**Provided material:**
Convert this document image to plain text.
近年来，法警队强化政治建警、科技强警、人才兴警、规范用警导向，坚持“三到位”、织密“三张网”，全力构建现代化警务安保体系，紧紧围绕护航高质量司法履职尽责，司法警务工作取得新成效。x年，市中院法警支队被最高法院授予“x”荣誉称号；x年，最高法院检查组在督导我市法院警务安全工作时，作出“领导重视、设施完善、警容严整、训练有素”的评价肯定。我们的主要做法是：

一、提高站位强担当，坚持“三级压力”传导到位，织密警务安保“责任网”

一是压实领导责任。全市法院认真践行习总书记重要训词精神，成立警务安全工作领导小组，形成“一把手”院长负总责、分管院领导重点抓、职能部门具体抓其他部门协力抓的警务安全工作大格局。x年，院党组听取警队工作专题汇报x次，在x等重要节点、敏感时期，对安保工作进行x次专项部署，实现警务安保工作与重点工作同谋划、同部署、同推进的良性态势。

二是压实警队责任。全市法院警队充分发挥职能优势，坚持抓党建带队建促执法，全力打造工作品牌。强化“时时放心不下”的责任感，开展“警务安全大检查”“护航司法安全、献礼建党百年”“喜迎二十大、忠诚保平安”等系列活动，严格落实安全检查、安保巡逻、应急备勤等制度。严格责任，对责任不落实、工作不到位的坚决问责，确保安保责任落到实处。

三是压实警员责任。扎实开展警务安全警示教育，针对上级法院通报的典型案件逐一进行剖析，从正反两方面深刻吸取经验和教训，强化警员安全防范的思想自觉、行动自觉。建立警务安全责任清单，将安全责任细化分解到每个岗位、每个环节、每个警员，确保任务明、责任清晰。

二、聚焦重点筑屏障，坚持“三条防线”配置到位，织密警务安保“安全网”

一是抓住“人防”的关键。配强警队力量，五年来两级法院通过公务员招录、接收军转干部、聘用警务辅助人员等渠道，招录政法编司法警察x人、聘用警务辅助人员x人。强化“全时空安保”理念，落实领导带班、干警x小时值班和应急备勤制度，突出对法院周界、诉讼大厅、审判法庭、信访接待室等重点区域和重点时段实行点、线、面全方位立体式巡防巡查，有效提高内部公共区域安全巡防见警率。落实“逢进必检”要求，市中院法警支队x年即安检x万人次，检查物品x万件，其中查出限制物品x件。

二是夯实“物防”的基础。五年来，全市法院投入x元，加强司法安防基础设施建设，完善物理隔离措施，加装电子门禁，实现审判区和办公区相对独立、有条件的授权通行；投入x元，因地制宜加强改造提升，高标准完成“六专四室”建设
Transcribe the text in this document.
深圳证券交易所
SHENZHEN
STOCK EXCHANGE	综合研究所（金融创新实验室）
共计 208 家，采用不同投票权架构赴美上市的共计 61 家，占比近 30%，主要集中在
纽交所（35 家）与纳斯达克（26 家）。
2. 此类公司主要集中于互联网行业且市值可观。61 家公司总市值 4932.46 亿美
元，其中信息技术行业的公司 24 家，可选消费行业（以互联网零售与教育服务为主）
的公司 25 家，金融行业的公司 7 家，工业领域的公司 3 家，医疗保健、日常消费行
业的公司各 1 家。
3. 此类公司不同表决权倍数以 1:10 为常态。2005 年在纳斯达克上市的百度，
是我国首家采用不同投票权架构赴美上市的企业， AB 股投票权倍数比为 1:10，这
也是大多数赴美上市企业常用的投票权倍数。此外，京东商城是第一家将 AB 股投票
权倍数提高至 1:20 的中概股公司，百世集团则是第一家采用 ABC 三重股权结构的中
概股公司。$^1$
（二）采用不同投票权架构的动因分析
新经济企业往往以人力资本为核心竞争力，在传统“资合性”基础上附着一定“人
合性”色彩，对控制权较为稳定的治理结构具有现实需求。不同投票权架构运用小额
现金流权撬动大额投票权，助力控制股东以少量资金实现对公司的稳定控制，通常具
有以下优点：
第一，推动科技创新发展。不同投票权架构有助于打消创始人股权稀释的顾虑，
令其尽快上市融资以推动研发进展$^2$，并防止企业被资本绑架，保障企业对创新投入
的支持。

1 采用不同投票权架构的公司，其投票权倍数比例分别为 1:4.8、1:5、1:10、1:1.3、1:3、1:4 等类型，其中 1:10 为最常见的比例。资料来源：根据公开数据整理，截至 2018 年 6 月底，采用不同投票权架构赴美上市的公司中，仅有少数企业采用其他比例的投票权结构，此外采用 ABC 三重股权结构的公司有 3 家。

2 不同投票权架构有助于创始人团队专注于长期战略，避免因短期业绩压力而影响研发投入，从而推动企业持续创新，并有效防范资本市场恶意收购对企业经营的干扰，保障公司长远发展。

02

**Prompt:**
In full and verbatim, repeat the records given above.

**Output of the exercise:**
Convert this document image to plain text.
近年来，法警队强化政治建警、科技强警、人才兴警、规范用警导向，坚持“三到位”、织密“三张网”，全力构建现代化警务安保体系，紧紧围绕护航高质量司法履职尽责，司法警务工作取得新成效。x年，市中院法警支队被最高法院授予“x”荣誉称号；x年，最高法院检查组在督导我市法院警务安全工作时，作出“领导重视、设施完善、警容严整、训练有素”的评价肯定。我们的主要做法是：

一、提高站位强担当，坚持“三级压力”传导到位，织密警务安保“责任网”

一是压实领导责任。全市法院认真践行习总书记重要训词精神，成立警务安全工作领导小组，形成“一把手”院长负总责、分管院领导重点抓、职能部门具体抓其他部门协力抓的警务安全工作大格局。x年，院党组听取警队工作专题汇报x次，在x等重要节点、敏感时期，对安保工作进行x次专项部署，实现警务安保工作与重点工作同谋划、同部署、同推进的良性态势。

二是压实警队责任。全市法院警队充分发挥职能优势，坚持抓党建带队建促执法，全力打造工作品牌。强化“时时放心不下”的责任感，开展“警务安全大检查”“护航司法安全、献礼建党百年”“喜迎二十大、忠诚保平安”等系列活动，严格落实安全检查、安保巡逻、应急备勤等制度。严格责任，对责任不落实、工作不到位的坚决问责，确保安保责任落到实处。

三是压实警员责任。扎实开展警务安全警示教育，针对上级法院通报的典型案件逐一进行剖析，从正反两方面深刻吸取经验和教训，强化警员安全防范的思想自觉、行动自觉。建立警务安全责任清单，将安全责任细化分解到每个岗位、每个环节、每个警员，确保任务明、责任清晰。

二、聚焦重点筑屏障，坚持“三条防线”配置到位，织密警务安保“安全网”

一是抓住“人防”的关键。配强警队力量，五年来两级法院通过公务员招录、接收军转干部、聘用警务辅助人员等渠道，招录政法编司法警察x人、聘用警务辅助人员x人。强化“全时空安保”理念，落实领导带班、干警x小时值班和应急备勤制度，突出对法院周界、诉讼大厅、审判法庭、信访接待室等重点区域和重点时段实行点、线、面全方位立体式巡防巡查，有效提高内部公共区域安全巡防见警率。落实“逢进必检”要求，市中院法警支队x年即安检x万人次，检查物品x万件，其中查出限制物品x件。

二是夯实“物防”的基础。五年来，全市法院投入x元，加强司法安防基础设施建设，完善物理隔离措施，加装电子门禁，实现审判区和办公区相对独立、有条件的授权通行；投入x元，因地制宜加强改造提升，高标准完成“六专四室”建设
Transcribe the text in this document.
深圳证券交易所
SHENZHEN
STOCK EXCHANGE	综合研究所（金融创新实验室）
共计 208 家，采用不同投票权架构赴美上市的共计 61 家，占比近 30%，主要集中在
纽交所（35 家）与纳斯达克（26 家）。
2. 此类公司主要集中于互联网行业且市值可观。61 家公司总市值 4932.46 亿美
元，其中信息技术行业的公司 24 家，可选消费行业（以互联网零售与教育服务为主）
的公司 25 家，金融行业的公司 7 家，工业领域的公司 3 家，医疗保健、日常消费行
业的公司各 1 家。
3. 此类公司不同表决权倍数以 1:10 为常态。2005 年在纳斯达克上市的百度，
是我国首家采用不同投票权架构赴美上市的企业， AB 股投票权倍数比为 1:10，这
也是大多数赴美上市企业常用的投票权倍数。此外，京东商城是第一家将 AB 股投票
权倍数提高至 1:20 的中概股公司，百世集团则是第一家采用 ABC 三重股权结构的中
概股公司。$^1$
（二）采用不同投票权架构的动因分析
新经济企业往往以人力资本为核心竞争力，在传统“资合性”基础上附着一定“人
合性”色彩，对控制权较为稳定的治理结构具有现实需求。不同投票权架构运用小额
现金流权撬动大额投票权，助力控制股东以少量资金实现对公司的稳定控制，通常具
有以下优点：
第一，推动科技创新发展。不同投票权架构有助于打消创始人股权稀释的顾虑，
令其尽快上市融资以推动研发进展$^2$，并防止企业被资本绑架，保障企业对创新投入
的支持。

1 采用不同投票权架构的公司，其投票权倍数比例分别为 1:4.8、1:5、1:10、1:1.3、1:3、1:4 等类型，其中 1:10 为最常见的比例。资料来源：根据公开数据整理，截至 2018 年 6 月底，采用不同投票权架构赴美上市的公司中，仅有少数企业采用其他比例的投票权结构，此外采用 ABC 三重股权结构的公司有 3 家。

2 不同投票权架构有助于创始人团队专注于长期战略，避免因短期业绩压力而影响研发投入，从而推动企业持续创新，并有效防范资本市场恶意收购对企业经营的干扰，保障公司长远发展。

02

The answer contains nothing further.